**SUPPLIED ENTRIES:**
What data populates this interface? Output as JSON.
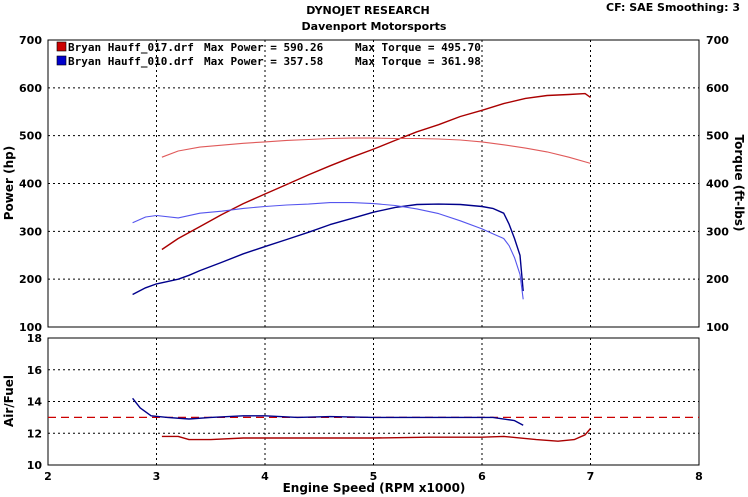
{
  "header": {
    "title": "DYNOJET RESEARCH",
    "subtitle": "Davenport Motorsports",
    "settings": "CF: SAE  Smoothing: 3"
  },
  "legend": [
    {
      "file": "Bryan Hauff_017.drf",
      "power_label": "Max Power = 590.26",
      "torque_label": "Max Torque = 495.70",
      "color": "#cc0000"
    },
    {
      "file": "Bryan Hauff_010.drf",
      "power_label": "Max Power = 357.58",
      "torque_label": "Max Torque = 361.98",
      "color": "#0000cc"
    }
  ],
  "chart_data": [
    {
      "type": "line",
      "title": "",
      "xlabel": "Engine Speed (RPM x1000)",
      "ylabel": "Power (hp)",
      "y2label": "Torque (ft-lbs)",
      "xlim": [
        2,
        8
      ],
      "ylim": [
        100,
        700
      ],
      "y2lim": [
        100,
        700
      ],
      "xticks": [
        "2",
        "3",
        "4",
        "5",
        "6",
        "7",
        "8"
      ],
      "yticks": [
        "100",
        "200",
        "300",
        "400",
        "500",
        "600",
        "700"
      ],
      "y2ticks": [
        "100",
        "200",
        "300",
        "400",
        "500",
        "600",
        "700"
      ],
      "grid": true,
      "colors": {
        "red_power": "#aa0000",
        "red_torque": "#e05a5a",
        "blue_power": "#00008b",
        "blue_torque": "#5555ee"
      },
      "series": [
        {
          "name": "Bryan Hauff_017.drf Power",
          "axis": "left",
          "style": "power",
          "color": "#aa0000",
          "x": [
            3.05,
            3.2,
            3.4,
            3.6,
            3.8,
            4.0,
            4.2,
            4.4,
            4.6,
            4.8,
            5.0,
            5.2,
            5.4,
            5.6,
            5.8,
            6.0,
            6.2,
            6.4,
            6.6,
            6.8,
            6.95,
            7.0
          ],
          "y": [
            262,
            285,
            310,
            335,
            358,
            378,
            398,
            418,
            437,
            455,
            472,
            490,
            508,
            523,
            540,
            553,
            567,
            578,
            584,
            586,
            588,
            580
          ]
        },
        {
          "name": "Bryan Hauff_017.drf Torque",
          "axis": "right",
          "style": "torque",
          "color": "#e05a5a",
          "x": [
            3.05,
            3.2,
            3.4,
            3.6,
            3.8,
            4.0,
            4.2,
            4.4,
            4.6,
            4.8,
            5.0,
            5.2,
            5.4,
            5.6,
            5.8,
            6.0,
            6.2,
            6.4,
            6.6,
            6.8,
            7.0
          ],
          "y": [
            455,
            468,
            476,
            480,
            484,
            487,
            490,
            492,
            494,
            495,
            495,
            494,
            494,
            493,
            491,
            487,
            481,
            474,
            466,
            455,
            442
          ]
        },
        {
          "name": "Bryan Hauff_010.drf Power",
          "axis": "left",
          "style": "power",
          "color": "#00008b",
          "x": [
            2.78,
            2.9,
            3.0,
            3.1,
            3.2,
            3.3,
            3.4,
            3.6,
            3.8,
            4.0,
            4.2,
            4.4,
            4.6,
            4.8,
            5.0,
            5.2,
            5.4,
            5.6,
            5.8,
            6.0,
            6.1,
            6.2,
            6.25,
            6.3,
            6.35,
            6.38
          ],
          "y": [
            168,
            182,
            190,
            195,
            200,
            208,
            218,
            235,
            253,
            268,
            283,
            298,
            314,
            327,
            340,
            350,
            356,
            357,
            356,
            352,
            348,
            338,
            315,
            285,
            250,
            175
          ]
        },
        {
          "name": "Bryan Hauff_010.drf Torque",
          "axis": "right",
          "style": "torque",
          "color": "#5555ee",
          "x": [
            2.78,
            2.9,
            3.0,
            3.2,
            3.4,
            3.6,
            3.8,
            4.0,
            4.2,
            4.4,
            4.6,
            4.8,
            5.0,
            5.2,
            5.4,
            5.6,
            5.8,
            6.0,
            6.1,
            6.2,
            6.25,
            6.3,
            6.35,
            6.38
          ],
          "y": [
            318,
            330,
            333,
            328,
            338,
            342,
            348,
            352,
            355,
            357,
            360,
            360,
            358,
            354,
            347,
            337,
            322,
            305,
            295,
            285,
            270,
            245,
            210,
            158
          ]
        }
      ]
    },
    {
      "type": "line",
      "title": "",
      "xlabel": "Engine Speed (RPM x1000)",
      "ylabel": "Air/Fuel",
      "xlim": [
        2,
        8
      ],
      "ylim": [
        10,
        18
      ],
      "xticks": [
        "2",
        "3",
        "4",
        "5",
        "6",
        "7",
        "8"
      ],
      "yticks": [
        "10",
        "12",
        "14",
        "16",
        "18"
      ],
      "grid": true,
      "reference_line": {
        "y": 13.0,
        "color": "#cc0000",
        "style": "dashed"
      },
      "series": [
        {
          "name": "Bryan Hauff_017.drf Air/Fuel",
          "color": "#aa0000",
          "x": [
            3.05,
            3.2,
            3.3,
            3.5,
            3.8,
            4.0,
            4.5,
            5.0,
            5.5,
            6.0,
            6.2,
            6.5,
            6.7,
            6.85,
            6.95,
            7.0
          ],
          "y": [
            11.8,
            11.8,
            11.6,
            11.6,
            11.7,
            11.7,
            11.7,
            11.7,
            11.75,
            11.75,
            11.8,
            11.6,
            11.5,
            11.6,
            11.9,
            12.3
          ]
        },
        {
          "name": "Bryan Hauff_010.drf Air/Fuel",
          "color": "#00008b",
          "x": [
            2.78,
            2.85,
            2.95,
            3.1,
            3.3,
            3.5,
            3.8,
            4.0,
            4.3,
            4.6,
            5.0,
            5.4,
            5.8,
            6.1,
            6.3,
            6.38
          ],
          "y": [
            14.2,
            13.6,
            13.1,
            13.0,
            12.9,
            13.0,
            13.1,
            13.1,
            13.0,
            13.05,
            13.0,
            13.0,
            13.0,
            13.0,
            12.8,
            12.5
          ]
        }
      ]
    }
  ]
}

**EXERCISE PROMPT:**
Pictures stay out of the copy; please restate every record above exactly.

**IN RESPONSE:**
What data populates this interface? Output as JSON.
{
  "header": {
    "title": "DYNOJET RESEARCH",
    "subtitle": "Davenport Motorsports",
    "settings": "CF: SAE  Smoothing: 3"
  },
  "legend": [
    {
      "file": "Bryan Hauff_017.drf",
      "power_label": "Max Power = 590.26",
      "torque_label": "Max Torque = 495.70",
      "color": "#cc0000"
    },
    {
      "file": "Bryan Hauff_010.drf",
      "power_label": "Max Power = 357.58",
      "torque_label": "Max Torque = 361.98",
      "color": "#0000cc"
    }
  ],
  "chart_data": [
    {
      "type": "line",
      "title": "",
      "xlabel": "Engine Speed (RPM x1000)",
      "ylabel": "Power (hp)",
      "y2label": "Torque (ft-lbs)",
      "xlim": [
        2,
        8
      ],
      "ylim": [
        100,
        700
      ],
      "y2lim": [
        100,
        700
      ],
      "xticks": [
        "2",
        "3",
        "4",
        "5",
        "6",
        "7",
        "8"
      ],
      "yticks": [
        "100",
        "200",
        "300",
        "400",
        "500",
        "600",
        "700"
      ],
      "y2ticks": [
        "100",
        "200",
        "300",
        "400",
        "500",
        "600",
        "700"
      ],
      "grid": true,
      "colors": {
        "red_power": "#aa0000",
        "red_torque": "#e05a5a",
        "blue_power": "#00008b",
        "blue_torque": "#5555ee"
      },
      "series": [
        {
          "name": "Bryan Hauff_017.drf Power",
          "axis": "left",
          "style": "power",
          "color": "#aa0000",
          "x": [
            3.05,
            3.2,
            3.4,
            3.6,
            3.8,
            4.0,
            4.2,
            4.4,
            4.6,
            4.8,
            5.0,
            5.2,
            5.4,
            5.6,
            5.8,
            6.0,
            6.2,
            6.4,
            6.6,
            6.8,
            6.95,
            7.0
          ],
          "y": [
            262,
            285,
            310,
            335,
            358,
            378,
            398,
            418,
            437,
            455,
            472,
            490,
            508,
            523,
            540,
            553,
            567,
            578,
            584,
            586,
            588,
            580
          ]
        },
        {
          "name": "Bryan Hauff_017.drf Torque",
          "axis": "right",
          "style": "torque",
          "color": "#e05a5a",
          "x": [
            3.05,
            3.2,
            3.4,
            3.6,
            3.8,
            4.0,
            4.2,
            4.4,
            4.6,
            4.8,
            5.0,
            5.2,
            5.4,
            5.6,
            5.8,
            6.0,
            6.2,
            6.4,
            6.6,
            6.8,
            7.0
          ],
          "y": [
            455,
            468,
            476,
            480,
            484,
            487,
            490,
            492,
            494,
            495,
            495,
            494,
            494,
            493,
            491,
            487,
            481,
            474,
            466,
            455,
            442
          ]
        },
        {
          "name": "Bryan Hauff_010.drf Power",
          "axis": "left",
          "style": "power",
          "color": "#00008b",
          "x": [
            2.78,
            2.9,
            3.0,
            3.1,
            3.2,
            3.3,
            3.4,
            3.6,
            3.8,
            4.0,
            4.2,
            4.4,
            4.6,
            4.8,
            5.0,
            5.2,
            5.4,
            5.6,
            5.8,
            6.0,
            6.1,
            6.2,
            6.25,
            6.3,
            6.35,
            6.38
          ],
          "y": [
            168,
            182,
            190,
            195,
            200,
            208,
            218,
            235,
            253,
            268,
            283,
            298,
            314,
            327,
            340,
            350,
            356,
            357,
            356,
            352,
            348,
            338,
            315,
            285,
            250,
            175
          ]
        },
        {
          "name": "Bryan Hauff_010.drf Torque",
          "axis": "right",
          "style": "torque",
          "color": "#5555ee",
          "x": [
            2.78,
            2.9,
            3.0,
            3.2,
            3.4,
            3.6,
            3.8,
            4.0,
            4.2,
            4.4,
            4.6,
            4.8,
            5.0,
            5.2,
            5.4,
            5.6,
            5.8,
            6.0,
            6.1,
            6.2,
            6.25,
            6.3,
            6.35,
            6.38
          ],
          "y": [
            318,
            330,
            333,
            328,
            338,
            342,
            348,
            352,
            355,
            357,
            360,
            360,
            358,
            354,
            347,
            337,
            322,
            305,
            295,
            285,
            270,
            245,
            210,
            158
          ]
        }
      ]
    },
    {
      "type": "line",
      "title": "",
      "xlabel": "Engine Speed (RPM x1000)",
      "ylabel": "Air/Fuel",
      "xlim": [
        2,
        8
      ],
      "ylim": [
        10,
        18
      ],
      "xticks": [
        "2",
        "3",
        "4",
        "5",
        "6",
        "7",
        "8"
      ],
      "yticks": [
        "10",
        "12",
        "14",
        "16",
        "18"
      ],
      "grid": true,
      "reference_line": {
        "y": 13.0,
        "color": "#cc0000",
        "style": "dashed"
      },
      "series": [
        {
          "name": "Bryan Hauff_017.drf Air/Fuel",
          "color": "#aa0000",
          "x": [
            3.05,
            3.2,
            3.3,
            3.5,
            3.8,
            4.0,
            4.5,
            5.0,
            5.5,
            6.0,
            6.2,
            6.5,
            6.7,
            6.85,
            6.95,
            7.0
          ],
          "y": [
            11.8,
            11.8,
            11.6,
            11.6,
            11.7,
            11.7,
            11.7,
            11.7,
            11.75,
            11.75,
            11.8,
            11.6,
            11.5,
            11.6,
            11.9,
            12.3
          ]
        },
        {
          "name": "Bryan Hauff_010.drf Air/Fuel",
          "color": "#00008b",
          "x": [
            2.78,
            2.85,
            2.95,
            3.1,
            3.3,
            3.5,
            3.8,
            4.0,
            4.3,
            4.6,
            5.0,
            5.4,
            5.8,
            6.1,
            6.3,
            6.38
          ],
          "y": [
            14.2,
            13.6,
            13.1,
            13.0,
            12.9,
            13.0,
            13.1,
            13.1,
            13.0,
            13.05,
            13.0,
            13.0,
            13.0,
            13.0,
            12.8,
            12.5
          ]
        }
      ]
    }
  ]
}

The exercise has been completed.